TRAVAIL DEMANDÉ: Recopiez intégralement le texte fourni sur la coordination d'intimité au cinéma, sans modifier le moindre caractère.

TEXTE FOURNI:
*-*-*

Cinéma : la révolution Judith Godrèche.
La comédienne-réalisatrice demande la présence d’une coordinatrice d’intimité pour accompagner les scènes intimes et protéger les jeunes.
Ce nouveau métier est apparu dans le cinéma, en grande majorité, ce sont des femmes qui prennent ce rôle de préparation des scènes définies comme intimes.
Dans sa première réalisation, French Icon of Cinema, Judith Godrèche transposeson temps de vie avec Benoît Jacquot. Il y avait une évidence de confier une mission d’’accompagnement de l’actrice qui joue son rôle à une coordinatrice d’inimité.
Visible a rencontré Claire Chauchat, elle revient sur les bénéfices de sa nouvelle fonction sur un tournage.
Peut-on dire que vous êtes une facilitatrice de dialogue ?
Il est important que chaque comédien puisse dire quelle partie de son corps, par exemple, il accepte qu’on montre et lesquelles peuvent être touchées. Si tu touches le lobe de l’oreille, c’est bon. Par contre, si tu me touches le doigt de pied gauche, c’est pas possible.
Des comédiens n’osent pas forcément dire aux réalisateurs quelles sont leurs limites parce qu’ils ont peur de ne pas être validés derrière, parce qu’ils ne veulent pas être jugés, avoir l’air de faire des caprices. Un comédien doit tellement dire oui à tout, je pense que facilement, en tant que réalisateur, on peut amener un comédien à faire quelque chose sans avoir vérifié que c’était possible.
Les comédiens travaillent en lecture avec les réalisateurs en amont d’un tournage, ils font des répétitions, etc. et j’ai le sentiment, je ne suis pas là pendant ces lectures, mais j’ai le sentiment que sûrement, ces séquences, on les passait un peu rapidement. Un comédien qui va devoir jouer un personnage, une personne qui a existé, il va avoir un coach de gestes qui va l’aider à faire les mouvements, les scènes de bagarre, il y a un cascadeur qui est là, on prend ce temps avec les comédiens en amont.

*-*-*

DONNÉES RECUEILLIES:
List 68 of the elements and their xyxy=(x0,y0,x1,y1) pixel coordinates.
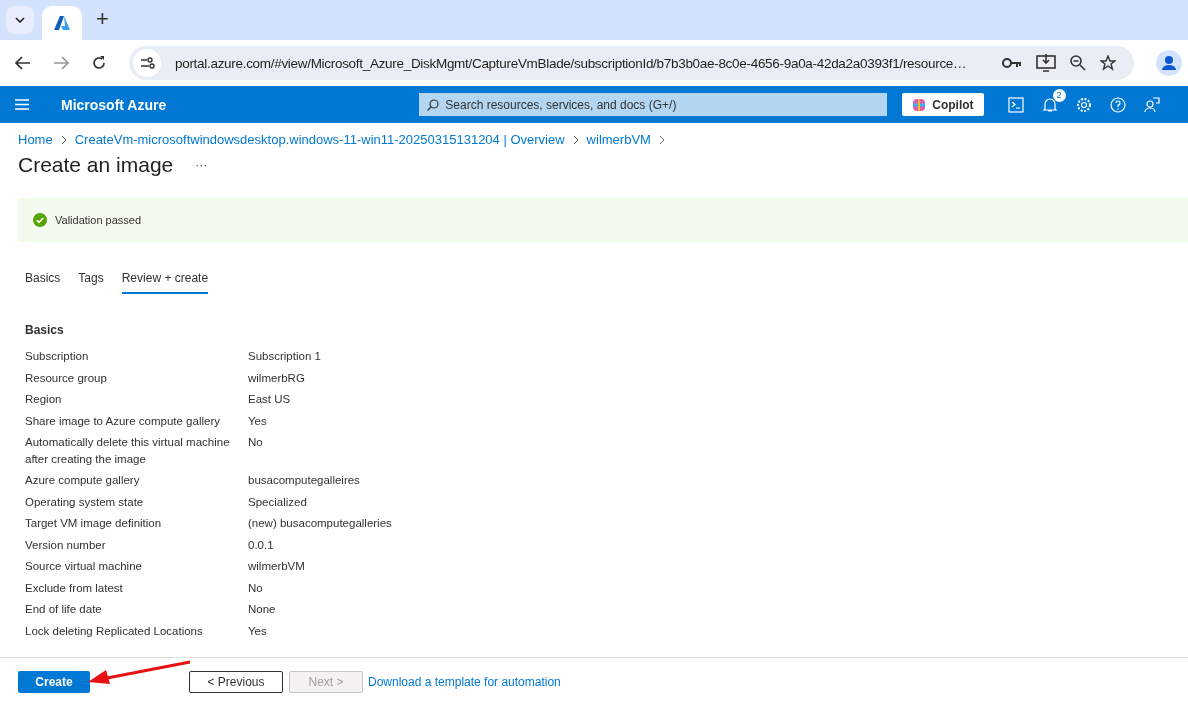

*-*-*

RÉPONSE:
Cinéma : la révolution Judith Godrèche.
La comédienne-réalisatrice demande la présence d’une coordinatrice d’intimité pour accompagner les scènes intimes et protéger les jeunes.
Ce nouveau métier est apparu dans le cinéma, en grande majorité, ce sont des femmes qui prennent ce rôle de préparation des scènes définies comme intimes.
Dans sa première réalisation, French Icon of Cinema, Judith Godrèche transposeson temps de vie avec Benoît Jacquot. Il y avait une évidence de confier une mission d’’accompagnement de l’actrice qui joue son rôle à une coordinatrice d’inimité.
Visible a rencontré Claire Chauchat, elle revient sur les bénéfices de sa nouvelle fonction sur un tournage.
Peut-on dire que vous êtes une facilitatrice de dialogue ?
Il est important que chaque comédien puisse dire quelle partie de son corps, par exemple, il accepte qu’on montre et lesquelles peuvent être touchées. Si tu touches le lobe de l’oreille, c’est bon. Par contre, si tu me touches le doigt de pied gauche, c’est pas possible.
Des comédiens n’osent pas forcément dire aux réalisateurs quelles sont leurs limites parce qu’ils ont peur de ne pas être validés derrière, parce qu’ils ne veulent pas être jugés, avoir l’air de faire des caprices. Un comédien doit tellement dire oui à tout, je pense que facilement, en tant que réalisateur, on peut amener un comédien à faire quelque chose sans avoir vérifié que c’était possible.
Les comédiens travaillent en lecture avec les réalisateurs en amont d’un tournage, ils font des répétitions, etc. et j’ai le sentiment, je ne suis pas là pendant ces lectures, mais j’ai le sentiment que sûrement, ces séquences, on les passait un peu rapidement. Un comédien qui va devoir jouer un personnage, une personne qui a existé, il va avoir un coach de gestes qui va l’aider à faire les mouvements, les scènes de bagarre, il y a un cascadeur qui est là, on prend ce temps avec les comédiens en amont.